◆ Exercise: Exactly reproduce all the records, keeping pictures out of the copy.
-- Begin Dataset records --
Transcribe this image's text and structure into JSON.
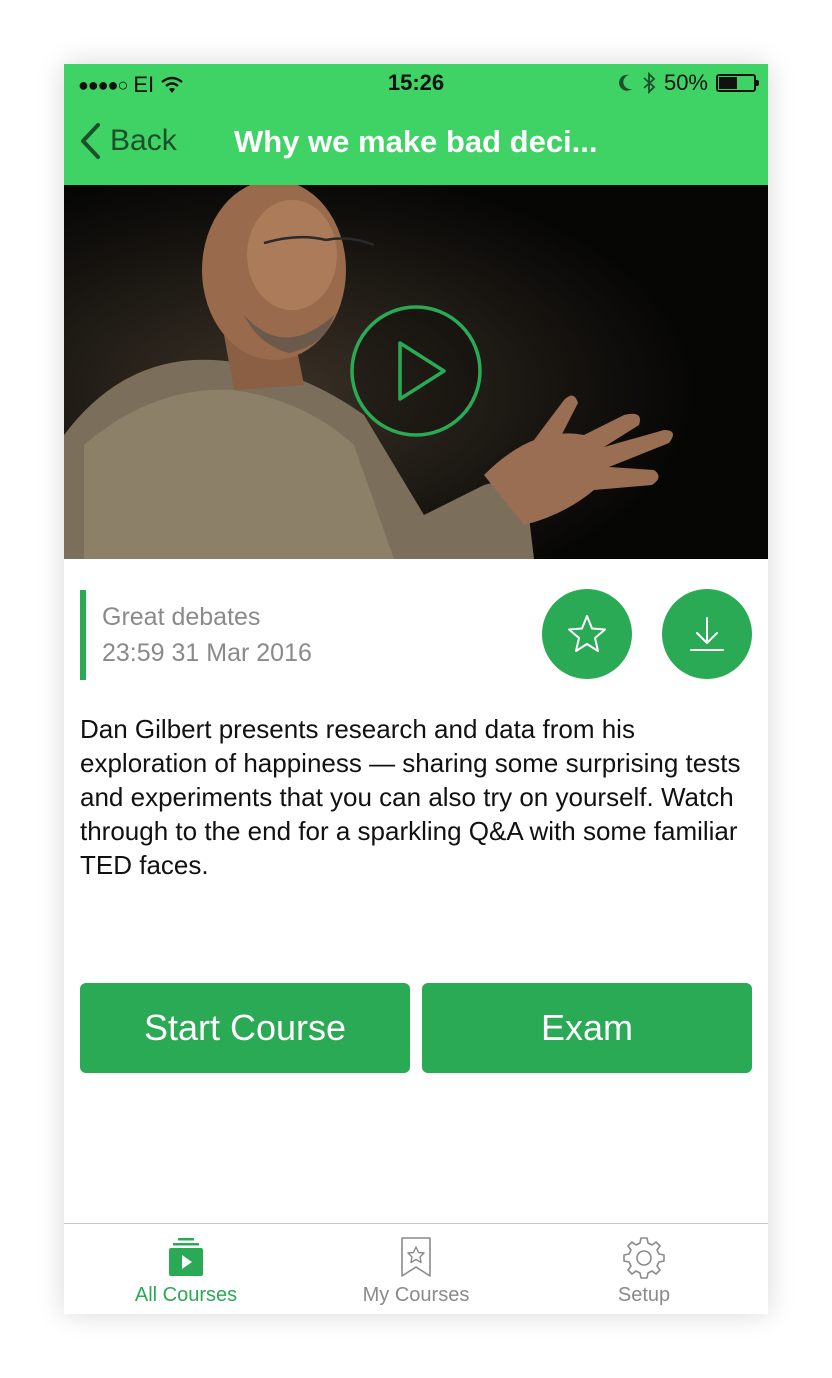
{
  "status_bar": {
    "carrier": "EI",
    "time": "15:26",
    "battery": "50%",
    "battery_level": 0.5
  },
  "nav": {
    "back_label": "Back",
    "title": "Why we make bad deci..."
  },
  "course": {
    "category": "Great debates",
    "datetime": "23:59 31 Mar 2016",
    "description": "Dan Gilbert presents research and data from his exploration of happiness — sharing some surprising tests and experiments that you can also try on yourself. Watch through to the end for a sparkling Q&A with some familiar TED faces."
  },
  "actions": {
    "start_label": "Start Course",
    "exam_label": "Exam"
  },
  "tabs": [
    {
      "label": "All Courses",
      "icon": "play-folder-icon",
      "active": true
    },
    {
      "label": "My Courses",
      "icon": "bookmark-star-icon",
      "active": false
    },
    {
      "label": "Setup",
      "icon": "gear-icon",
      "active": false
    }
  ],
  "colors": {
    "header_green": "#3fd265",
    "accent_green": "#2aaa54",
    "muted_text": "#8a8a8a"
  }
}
-- End Dataset records --
◆ Response below:
Transcribe this image's text and structure into JSON.
{
  "status_bar": {
    "carrier": "EI",
    "time": "15:26",
    "battery": "50%",
    "battery_level": 0.5
  },
  "nav": {
    "back_label": "Back",
    "title": "Why we make bad deci..."
  },
  "course": {
    "category": "Great debates",
    "datetime": "23:59 31 Mar 2016",
    "description": "Dan Gilbert presents research and data from his exploration of happiness — sharing some surprising tests and experiments that you can also try on yourself. Watch through to the end for a sparkling Q&A with some familiar TED faces."
  },
  "actions": {
    "start_label": "Start Course",
    "exam_label": "Exam"
  },
  "tabs": [
    {
      "label": "All Courses",
      "icon": "play-folder-icon",
      "active": true
    },
    {
      "label": "My Courses",
      "icon": "bookmark-star-icon",
      "active": false
    },
    {
      "label": "Setup",
      "icon": "gear-icon",
      "active": false
    }
  ],
  "colors": {
    "header_green": "#3fd265",
    "accent_green": "#2aaa54",
    "muted_text": "#8a8a8a"
  }
}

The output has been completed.